(Records from a collection)
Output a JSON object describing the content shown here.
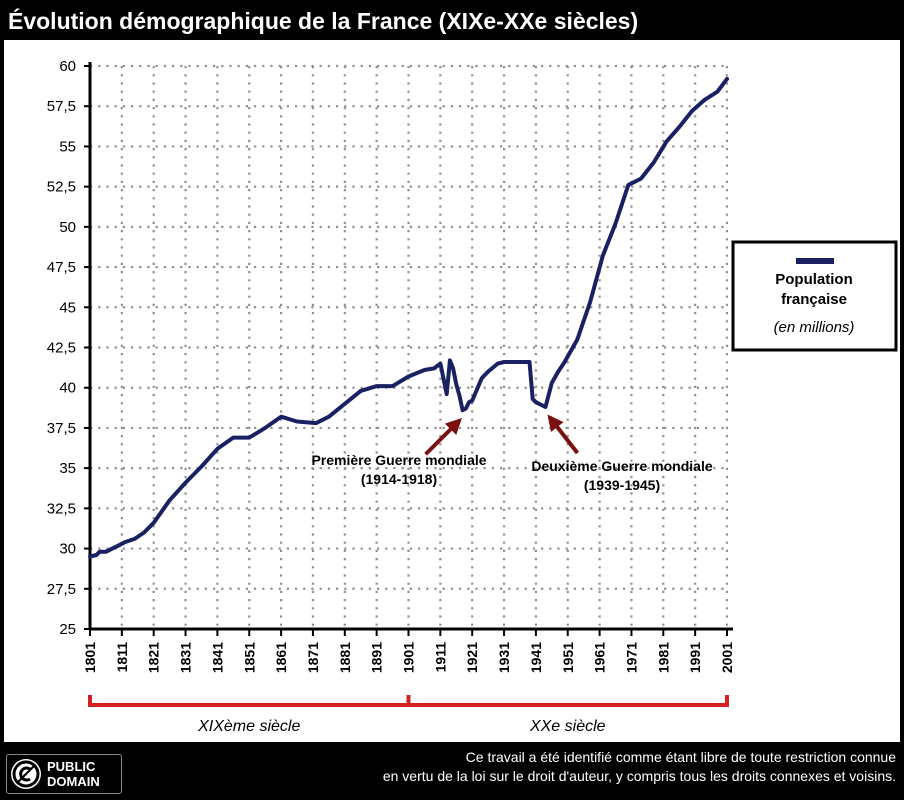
{
  "title": "Évolution démographique de la France (XIXe-XXe siècles)",
  "chart_data": {
    "type": "line",
    "title": "Évolution démographique de la France (XIXe-XXe siècles)",
    "xlim": [
      1801,
      2001
    ],
    "ylim": [
      25,
      60
    ],
    "x_ticks": [
      "1801",
      "1811",
      "1821",
      "1831",
      "1841",
      "1851",
      "1861",
      "1871",
      "1881",
      "1891",
      "1901",
      "1911",
      "1921",
      "1931",
      "1941",
      "1951",
      "1961",
      "1971",
      "1981",
      "1991",
      "2001"
    ],
    "y_ticks": [
      "25",
      "27,5",
      "30",
      "32,5",
      "35",
      "37,5",
      "40",
      "42,5",
      "45",
      "47,5",
      "50",
      "52,5",
      "55",
      "57,5",
      "60"
    ],
    "grid": true,
    "line_color": "#1a2163",
    "series": [
      {
        "name": "Population française",
        "x": [
          1801,
          1803,
          1804,
          1806,
          1808,
          1810,
          1812,
          1815,
          1818,
          1821,
          1826,
          1831,
          1836,
          1841,
          1846,
          1851,
          1856,
          1861,
          1866,
          1872,
          1876,
          1881,
          1886,
          1891,
          1896,
          1901,
          1906,
          1909,
          1911,
          1913,
          1914,
          1915,
          1916,
          1917,
          1918,
          1919,
          1920,
          1921,
          1924,
          1926,
          1929,
          1931,
          1936,
          1939,
          1940,
          1941,
          1944,
          1946,
          1948,
          1950,
          1954,
          1958,
          1962,
          1966,
          1970,
          1974,
          1978,
          1982,
          1986,
          1990,
          1994,
          1998,
          2001
        ],
        "y": [
          29.5,
          29.6,
          29.8,
          29.8,
          30.0,
          30.2,
          30.4,
          30.6,
          31.0,
          31.6,
          33.0,
          34.1,
          35.1,
          36.2,
          36.9,
          36.9,
          37.5,
          38.2,
          37.9,
          37.8,
          38.2,
          39.0,
          39.8,
          40.1,
          40.1,
          40.7,
          41.1,
          41.2,
          41.5,
          39.6,
          41.7,
          41.2,
          40.2,
          39.5,
          38.6,
          38.7,
          39.1,
          39.2,
          40.6,
          41.0,
          41.5,
          41.6,
          41.6,
          41.6,
          39.3,
          39.1,
          38.8,
          40.3,
          41.0,
          41.6,
          43.0,
          45.3,
          48.2,
          50.2,
          52.6,
          53.0,
          54.0,
          55.3,
          56.2,
          57.2,
          57.9,
          58.4,
          59.2
        ]
      }
    ],
    "annotations": [
      {
        "line1": "Première Guerre mondiale",
        "line2": "(1914-1918)",
        "target_x": 1918,
        "target_y": 38.6
      },
      {
        "line1": "Deuxième Guerre mondiale",
        "line2": "(1939-1945)",
        "target_x": 1944,
        "target_y": 38.8
      }
    ],
    "periods": [
      {
        "label": "XIXème siècle",
        "from": 1801,
        "to": 1901
      },
      {
        "label": "XXe siècle",
        "from": 1901,
        "to": 2001
      }
    ],
    "legend": {
      "label1": "Population",
      "label2": "française",
      "unit": "(en millions)",
      "placement": "right"
    }
  },
  "footer": {
    "line1": "Ce travail a été identifié comme étant libre de toute restriction connue",
    "line2": "en vertu de la loi sur le droit d'auteur, y compris tous les droits connexes et voisins."
  },
  "badge": {
    "line1": "PUBLIC",
    "line2": "DOMAIN",
    "icon": "public-domain-icon"
  },
  "colors": {
    "frame": "#000000",
    "panel": "#ffffff",
    "line": "#1a2163",
    "arrow": "#7a1010",
    "period_bracket": "#d22020",
    "grid": "#909090"
  }
}
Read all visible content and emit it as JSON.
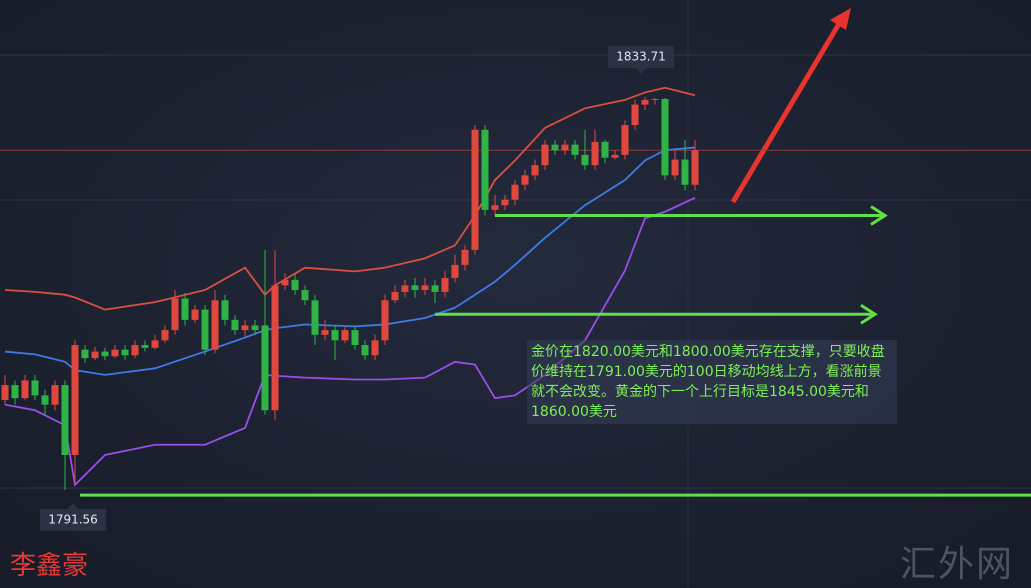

_SHORT TASK_
Go through the records and gather the lines that hold "JSON".

_WORKED SOLUTION_
Output a JSON object describing the content shown here.
Read all visible content and emit it as JSON.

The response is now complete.